-------- Records shown --------
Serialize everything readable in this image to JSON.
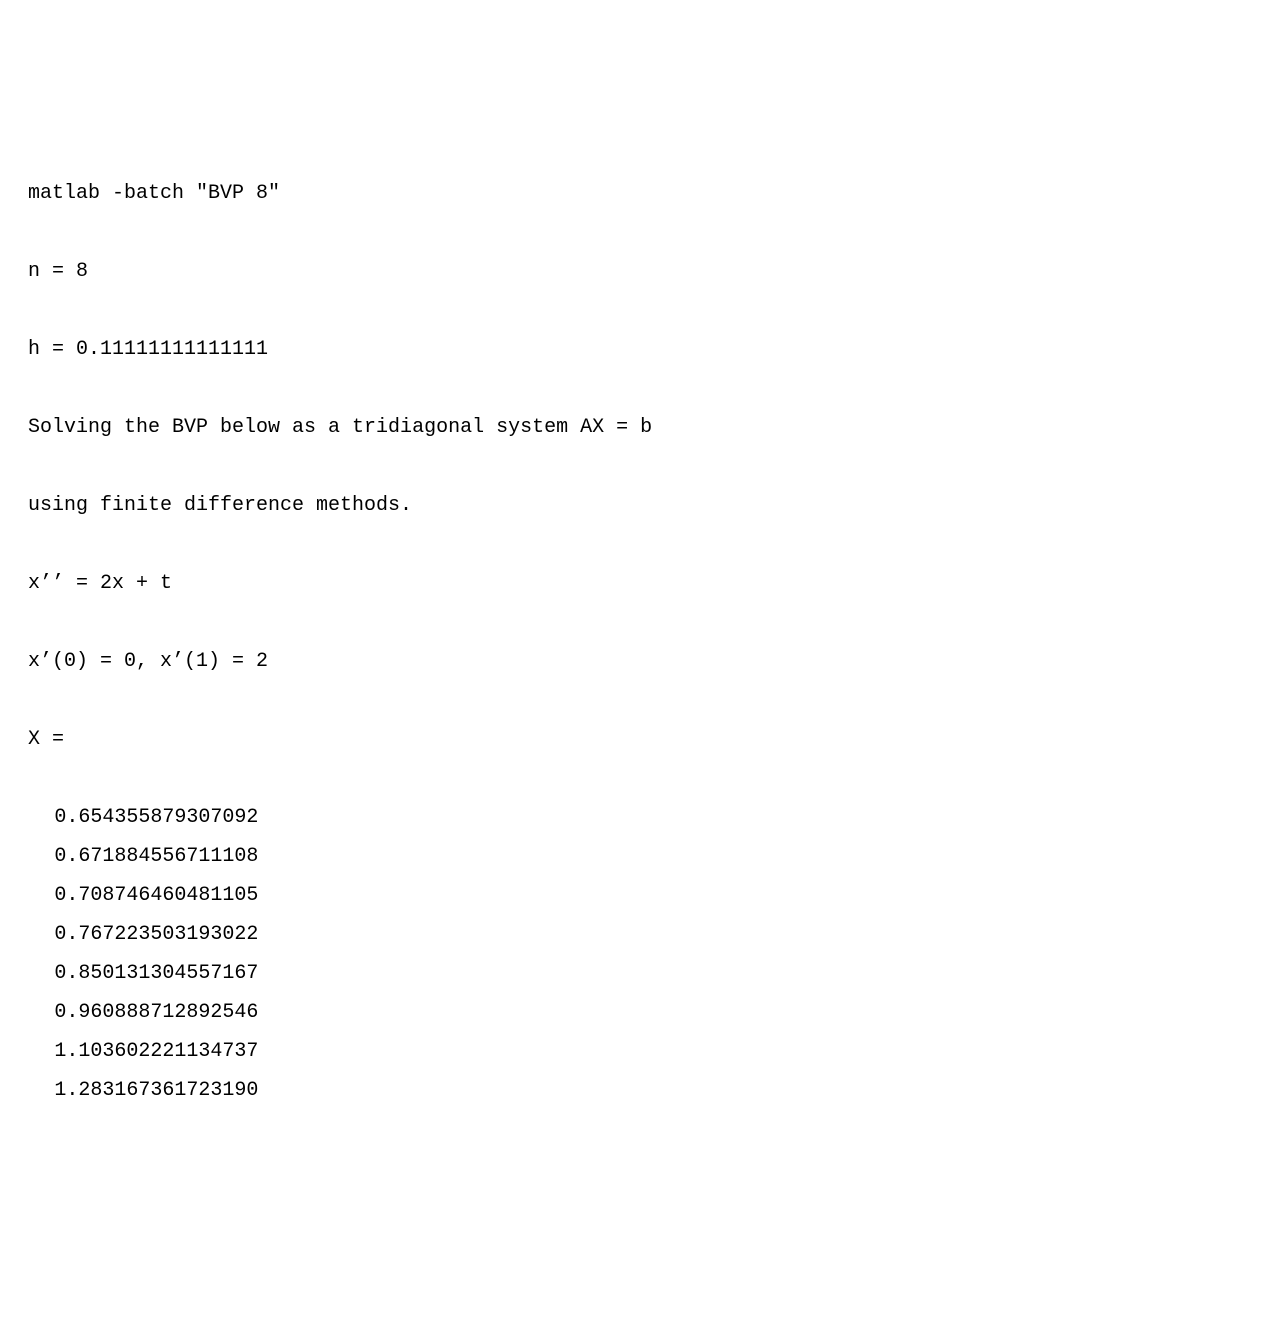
{
  "terminal": {
    "command": "matlab -batch \"BVP 8\"",
    "n_line": "n = 8",
    "h_line": "h = 0.11111111111111",
    "desc1": "Solving the BVP below as a tridiagonal system AX = b",
    "desc2": "using finite difference methods.",
    "eq1": "x’’ = 2x + t",
    "eq2": "x’(0) = 0, x’(1) = 2",
    "x_header": "X =",
    "values": [
      "0.654355879307092",
      "0.671884556711108",
      "0.708746460481105",
      "0.767223503193022",
      "0.850131304557167",
      "0.960888712892546",
      "1.103602221134737",
      "1.283167361723190"
    ]
  }
}
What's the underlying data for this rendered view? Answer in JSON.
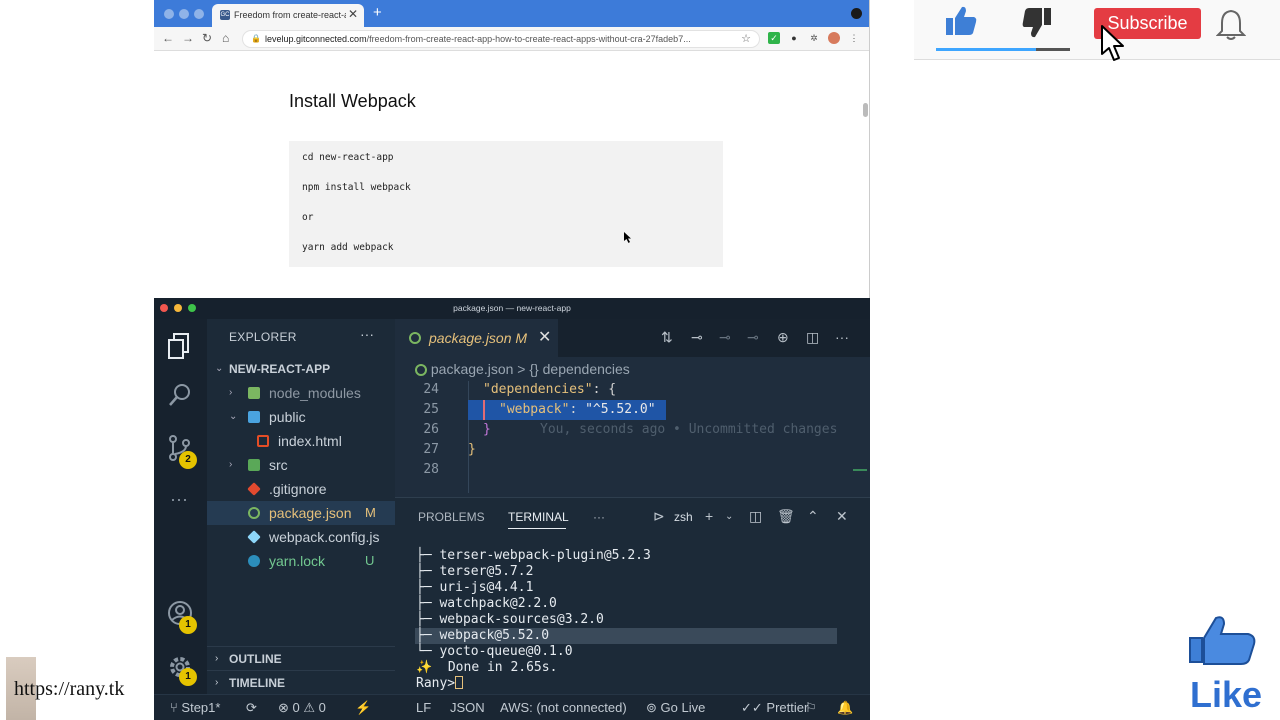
{
  "browser": {
    "tab_title": "Freedom from create-react-ap",
    "tab_favicon": "GC",
    "new_tab": "+",
    "close": "✕",
    "url_host": "levelup.gitconnected.com",
    "url_path": "/freedom-from-create-react-app-how-to-create-react-apps-without-cra-27fadeb7..."
  },
  "article": {
    "heading": "Install Webpack",
    "code_lines": [
      "cd new-react-app",
      "npm install webpack",
      "or",
      "yarn add webpack"
    ]
  },
  "youtube": {
    "subscribe_label": "Subscribe",
    "like_label": "Like",
    "accent": "#e43c43"
  },
  "vscode": {
    "window_title": "package.json — new-react-app",
    "explorer_label": "EXPLORER",
    "project": "NEW-REACT-APP",
    "scm_badge": "2",
    "account_badge": "1",
    "settings_badge": "1",
    "files": [
      {
        "label": "node_modules",
        "mark": ""
      },
      {
        "label": "public",
        "mark": ""
      },
      {
        "label": "index.html",
        "mark": ""
      },
      {
        "label": "src",
        "mark": ""
      },
      {
        "label": ".gitignore",
        "mark": ""
      },
      {
        "label": "package.json",
        "mark": "M"
      },
      {
        "label": "webpack.config.js",
        "mark": ""
      },
      {
        "label": "yarn.lock",
        "mark": "U"
      }
    ],
    "outline_label": "OUTLINE",
    "timeline_label": "TIMELINE",
    "active_tab": "package.json",
    "active_tab_mark": "M",
    "breadcrumb_file": "package.json",
    "breadcrumb_sep": ">",
    "breadcrumb_symbol": "{} dependencies",
    "line_numbers": [
      "24",
      "25",
      "26",
      "27",
      "28"
    ],
    "code": {
      "l24_key": "\"dependencies\"",
      "l24_rest": ": {",
      "l25_key": "\"webpack\"",
      "l25_colon": ": ",
      "l25_val": "\"^5.52.0\"",
      "l26": "}",
      "blame": "You, seconds ago • Uncommitted changes",
      "l27": "}"
    },
    "panel_tabs": {
      "problems": "PROBLEMS",
      "terminal": "TERMINAL",
      "more": "···"
    },
    "shell": "zsh",
    "terminal_lines": [
      "├─ terser-webpack-plugin@5.2.3",
      "├─ terser@5.7.2",
      "├─ uri-js@4.4.1",
      "├─ watchpack@2.2.0",
      "├─ webpack-sources@3.2.0",
      "├─ webpack@5.52.0",
      "└─ yocto-queue@0.1.0",
      "✨  Done in 2.65s.",
      "Rany>"
    ],
    "status": {
      "branch": "Step1*",
      "errors": "0",
      "warnings": "0",
      "eol": "LF",
      "language": "JSON",
      "aws": "AWS: (not connected)",
      "golive": "Go Live",
      "prettier": "Prettier"
    }
  },
  "watermark": "https://rany.tk"
}
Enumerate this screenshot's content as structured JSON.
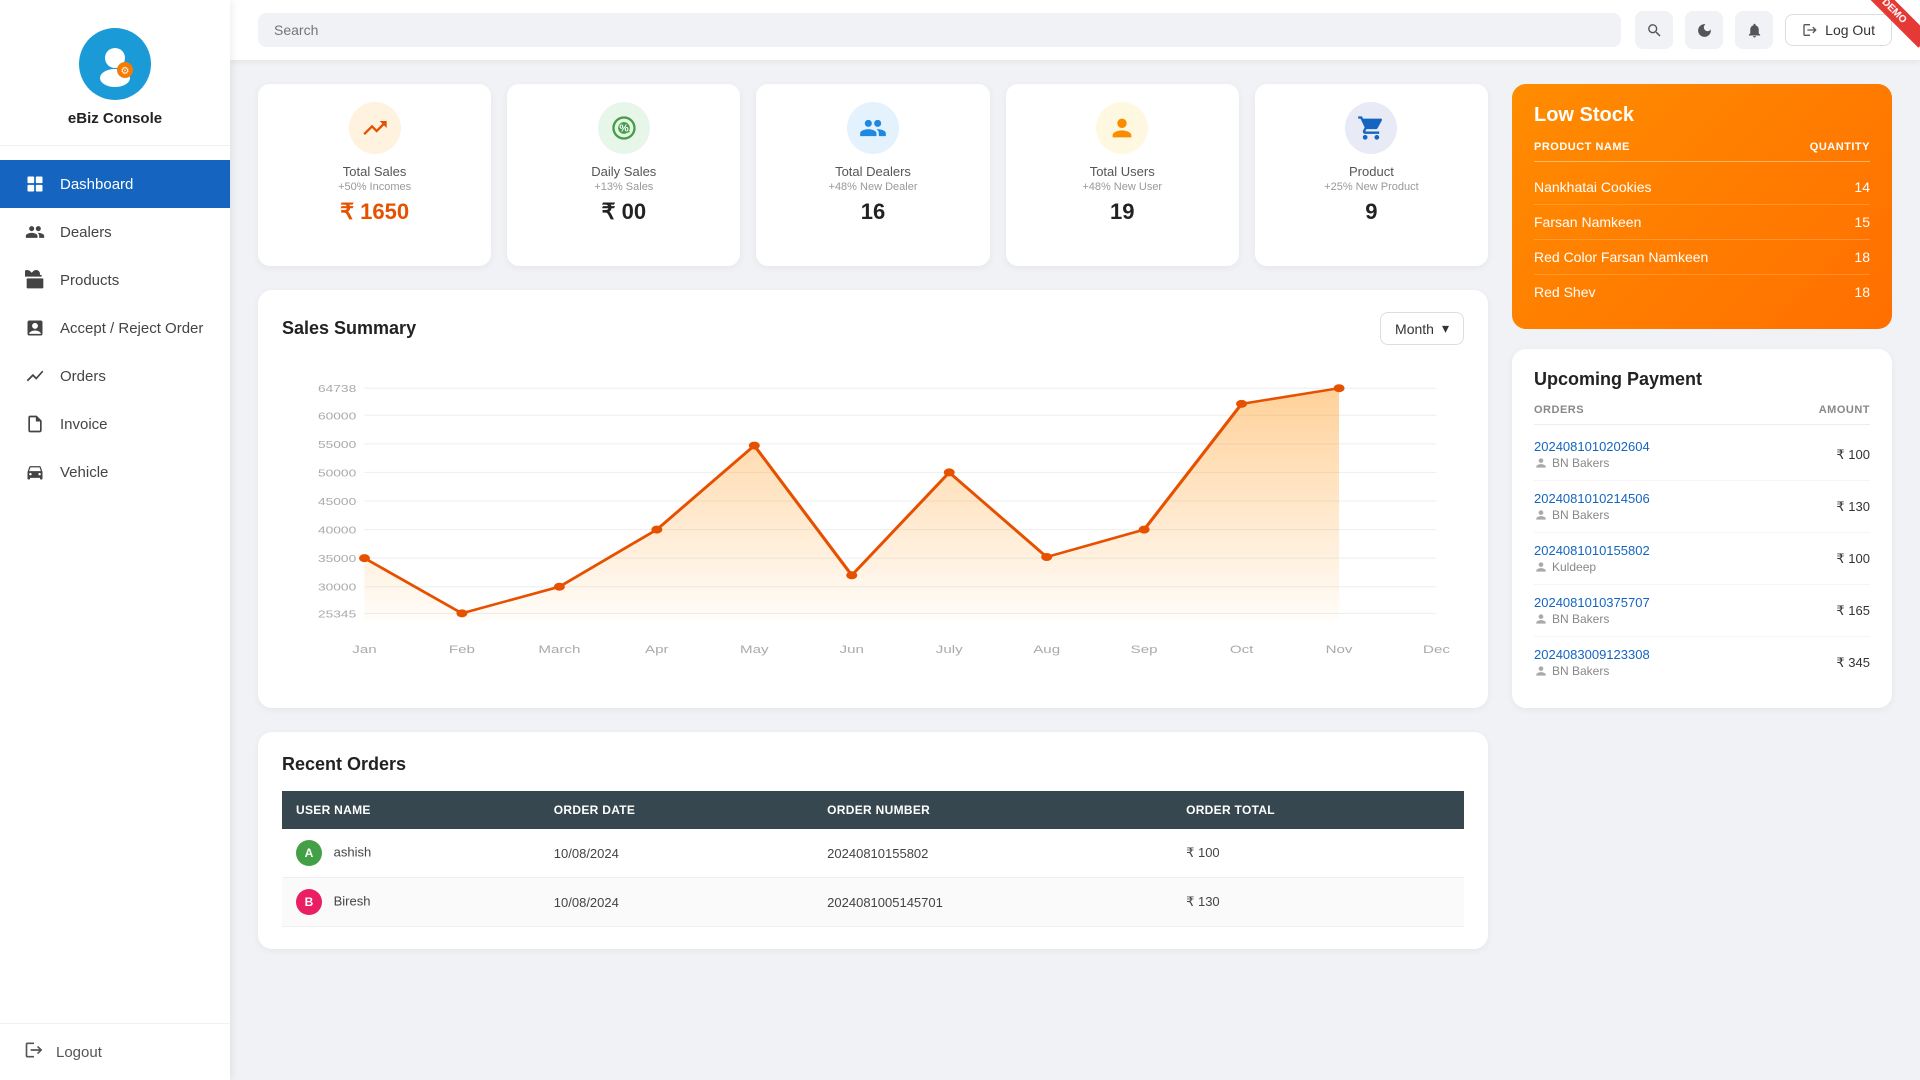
--------
Reply with one number only: how many lines of the listing hold "dependencies"?

2